Problem statement
Locate each line of the material that contains "text", then return it.

Records from a data source
════════
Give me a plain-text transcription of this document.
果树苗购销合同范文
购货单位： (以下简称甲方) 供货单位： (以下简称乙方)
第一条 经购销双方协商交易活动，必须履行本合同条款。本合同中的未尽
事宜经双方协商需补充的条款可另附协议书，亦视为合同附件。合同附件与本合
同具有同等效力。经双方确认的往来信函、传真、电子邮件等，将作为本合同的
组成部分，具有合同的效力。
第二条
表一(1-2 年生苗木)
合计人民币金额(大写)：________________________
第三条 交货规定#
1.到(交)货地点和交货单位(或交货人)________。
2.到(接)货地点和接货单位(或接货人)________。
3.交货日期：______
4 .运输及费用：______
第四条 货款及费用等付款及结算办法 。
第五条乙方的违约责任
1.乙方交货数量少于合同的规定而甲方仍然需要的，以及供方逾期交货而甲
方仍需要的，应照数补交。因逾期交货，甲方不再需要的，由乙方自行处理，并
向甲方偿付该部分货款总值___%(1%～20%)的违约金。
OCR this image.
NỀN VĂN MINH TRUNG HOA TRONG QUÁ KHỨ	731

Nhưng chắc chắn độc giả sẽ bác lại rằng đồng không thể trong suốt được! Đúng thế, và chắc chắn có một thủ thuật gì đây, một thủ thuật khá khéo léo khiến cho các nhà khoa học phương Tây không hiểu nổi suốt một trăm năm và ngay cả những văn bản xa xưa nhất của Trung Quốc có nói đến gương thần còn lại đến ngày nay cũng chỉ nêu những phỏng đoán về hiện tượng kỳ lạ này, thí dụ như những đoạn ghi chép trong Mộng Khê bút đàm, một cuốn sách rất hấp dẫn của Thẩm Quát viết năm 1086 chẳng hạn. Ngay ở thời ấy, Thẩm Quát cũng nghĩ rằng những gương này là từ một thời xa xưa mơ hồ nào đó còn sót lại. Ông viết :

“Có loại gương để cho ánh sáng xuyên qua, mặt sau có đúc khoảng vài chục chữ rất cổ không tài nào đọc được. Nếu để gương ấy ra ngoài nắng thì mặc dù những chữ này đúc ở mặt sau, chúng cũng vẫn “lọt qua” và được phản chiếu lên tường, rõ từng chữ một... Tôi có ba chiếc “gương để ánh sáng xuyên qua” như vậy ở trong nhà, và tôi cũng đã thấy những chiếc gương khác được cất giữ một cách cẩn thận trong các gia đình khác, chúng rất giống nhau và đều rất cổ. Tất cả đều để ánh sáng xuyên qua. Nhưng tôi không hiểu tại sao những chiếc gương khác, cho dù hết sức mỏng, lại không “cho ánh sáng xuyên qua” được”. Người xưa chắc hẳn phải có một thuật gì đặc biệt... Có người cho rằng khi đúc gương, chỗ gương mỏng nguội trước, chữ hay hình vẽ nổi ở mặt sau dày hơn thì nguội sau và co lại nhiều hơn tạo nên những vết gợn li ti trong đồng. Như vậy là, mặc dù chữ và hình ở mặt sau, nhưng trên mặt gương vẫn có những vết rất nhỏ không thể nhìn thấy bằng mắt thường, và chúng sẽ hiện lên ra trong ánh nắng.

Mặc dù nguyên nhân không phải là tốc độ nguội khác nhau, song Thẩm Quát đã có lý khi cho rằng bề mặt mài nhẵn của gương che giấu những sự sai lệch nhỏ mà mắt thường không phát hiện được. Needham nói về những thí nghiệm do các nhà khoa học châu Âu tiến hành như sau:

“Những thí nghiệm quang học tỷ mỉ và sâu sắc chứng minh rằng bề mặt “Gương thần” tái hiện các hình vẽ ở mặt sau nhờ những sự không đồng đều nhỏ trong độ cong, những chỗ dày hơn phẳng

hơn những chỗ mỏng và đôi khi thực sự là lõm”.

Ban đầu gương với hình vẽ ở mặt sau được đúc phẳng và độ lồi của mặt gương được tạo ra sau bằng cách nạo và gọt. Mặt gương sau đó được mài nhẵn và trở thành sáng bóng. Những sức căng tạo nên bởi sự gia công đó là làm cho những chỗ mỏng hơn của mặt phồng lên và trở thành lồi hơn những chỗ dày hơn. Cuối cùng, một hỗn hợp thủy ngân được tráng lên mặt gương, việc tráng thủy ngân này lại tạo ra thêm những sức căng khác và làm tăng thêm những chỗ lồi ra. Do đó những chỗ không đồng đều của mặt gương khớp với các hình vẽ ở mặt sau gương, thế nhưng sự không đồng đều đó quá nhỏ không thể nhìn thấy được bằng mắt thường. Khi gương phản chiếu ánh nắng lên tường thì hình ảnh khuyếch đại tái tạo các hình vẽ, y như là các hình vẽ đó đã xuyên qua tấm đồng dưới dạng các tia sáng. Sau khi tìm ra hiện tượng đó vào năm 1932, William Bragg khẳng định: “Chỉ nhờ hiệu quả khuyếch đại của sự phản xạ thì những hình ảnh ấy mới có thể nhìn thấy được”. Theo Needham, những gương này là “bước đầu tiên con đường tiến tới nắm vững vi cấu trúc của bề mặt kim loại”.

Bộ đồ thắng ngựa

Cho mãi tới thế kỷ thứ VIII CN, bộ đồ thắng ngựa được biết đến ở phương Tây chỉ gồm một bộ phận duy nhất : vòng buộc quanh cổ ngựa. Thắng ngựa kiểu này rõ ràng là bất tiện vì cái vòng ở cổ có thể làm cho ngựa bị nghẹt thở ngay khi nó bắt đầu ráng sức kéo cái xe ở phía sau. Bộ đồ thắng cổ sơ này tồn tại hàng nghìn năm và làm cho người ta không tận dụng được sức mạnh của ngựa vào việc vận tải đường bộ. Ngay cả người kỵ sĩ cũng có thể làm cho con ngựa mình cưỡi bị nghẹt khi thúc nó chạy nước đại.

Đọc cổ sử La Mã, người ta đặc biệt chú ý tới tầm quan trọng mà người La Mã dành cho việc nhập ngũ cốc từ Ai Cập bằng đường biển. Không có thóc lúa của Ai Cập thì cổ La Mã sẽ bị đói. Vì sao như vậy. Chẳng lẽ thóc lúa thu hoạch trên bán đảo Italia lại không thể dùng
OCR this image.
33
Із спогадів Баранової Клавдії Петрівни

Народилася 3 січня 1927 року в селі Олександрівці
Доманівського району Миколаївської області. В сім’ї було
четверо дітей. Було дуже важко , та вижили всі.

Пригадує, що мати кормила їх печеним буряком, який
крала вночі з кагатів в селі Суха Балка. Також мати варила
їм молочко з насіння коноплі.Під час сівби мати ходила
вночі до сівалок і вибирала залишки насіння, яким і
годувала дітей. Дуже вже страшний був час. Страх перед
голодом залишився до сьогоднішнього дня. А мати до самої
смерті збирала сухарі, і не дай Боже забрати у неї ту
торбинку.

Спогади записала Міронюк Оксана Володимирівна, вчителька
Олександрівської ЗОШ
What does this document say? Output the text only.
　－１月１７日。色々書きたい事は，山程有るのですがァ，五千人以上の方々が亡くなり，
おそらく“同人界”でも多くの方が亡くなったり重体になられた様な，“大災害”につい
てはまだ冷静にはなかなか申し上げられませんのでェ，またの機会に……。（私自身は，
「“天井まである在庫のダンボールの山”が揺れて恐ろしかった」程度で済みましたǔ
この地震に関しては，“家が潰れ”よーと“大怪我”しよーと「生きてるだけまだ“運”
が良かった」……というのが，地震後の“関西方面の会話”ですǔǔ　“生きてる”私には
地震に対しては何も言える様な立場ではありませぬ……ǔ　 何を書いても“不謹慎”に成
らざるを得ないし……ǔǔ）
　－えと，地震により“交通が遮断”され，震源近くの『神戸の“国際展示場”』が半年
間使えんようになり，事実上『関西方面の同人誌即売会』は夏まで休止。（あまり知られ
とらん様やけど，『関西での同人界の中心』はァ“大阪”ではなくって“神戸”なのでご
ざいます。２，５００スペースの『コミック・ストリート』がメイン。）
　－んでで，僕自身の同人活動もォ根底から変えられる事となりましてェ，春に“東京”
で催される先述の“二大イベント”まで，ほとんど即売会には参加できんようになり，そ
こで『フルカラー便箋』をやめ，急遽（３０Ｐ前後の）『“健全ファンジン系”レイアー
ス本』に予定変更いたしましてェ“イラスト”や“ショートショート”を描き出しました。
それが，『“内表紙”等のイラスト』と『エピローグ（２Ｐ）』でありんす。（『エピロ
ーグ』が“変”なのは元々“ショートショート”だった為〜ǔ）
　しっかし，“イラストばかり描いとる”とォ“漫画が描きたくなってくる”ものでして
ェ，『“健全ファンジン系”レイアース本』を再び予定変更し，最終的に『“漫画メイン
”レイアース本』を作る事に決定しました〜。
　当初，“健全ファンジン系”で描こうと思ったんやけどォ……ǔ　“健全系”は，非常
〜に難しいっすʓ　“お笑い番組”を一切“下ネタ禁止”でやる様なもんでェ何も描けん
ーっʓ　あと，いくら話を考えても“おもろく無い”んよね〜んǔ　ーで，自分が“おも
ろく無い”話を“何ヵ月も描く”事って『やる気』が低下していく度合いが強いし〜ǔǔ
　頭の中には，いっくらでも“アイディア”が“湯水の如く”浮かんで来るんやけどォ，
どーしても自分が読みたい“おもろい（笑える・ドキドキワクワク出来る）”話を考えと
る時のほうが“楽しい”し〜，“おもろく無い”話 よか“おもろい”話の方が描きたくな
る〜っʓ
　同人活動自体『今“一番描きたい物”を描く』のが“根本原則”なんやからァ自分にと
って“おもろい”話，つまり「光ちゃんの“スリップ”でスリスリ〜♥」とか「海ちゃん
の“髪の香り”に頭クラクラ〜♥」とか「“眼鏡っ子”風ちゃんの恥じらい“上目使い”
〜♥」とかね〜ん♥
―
════════
Solution below
Give me a plain-text transcription of this document.
What does this document say? Output the text only.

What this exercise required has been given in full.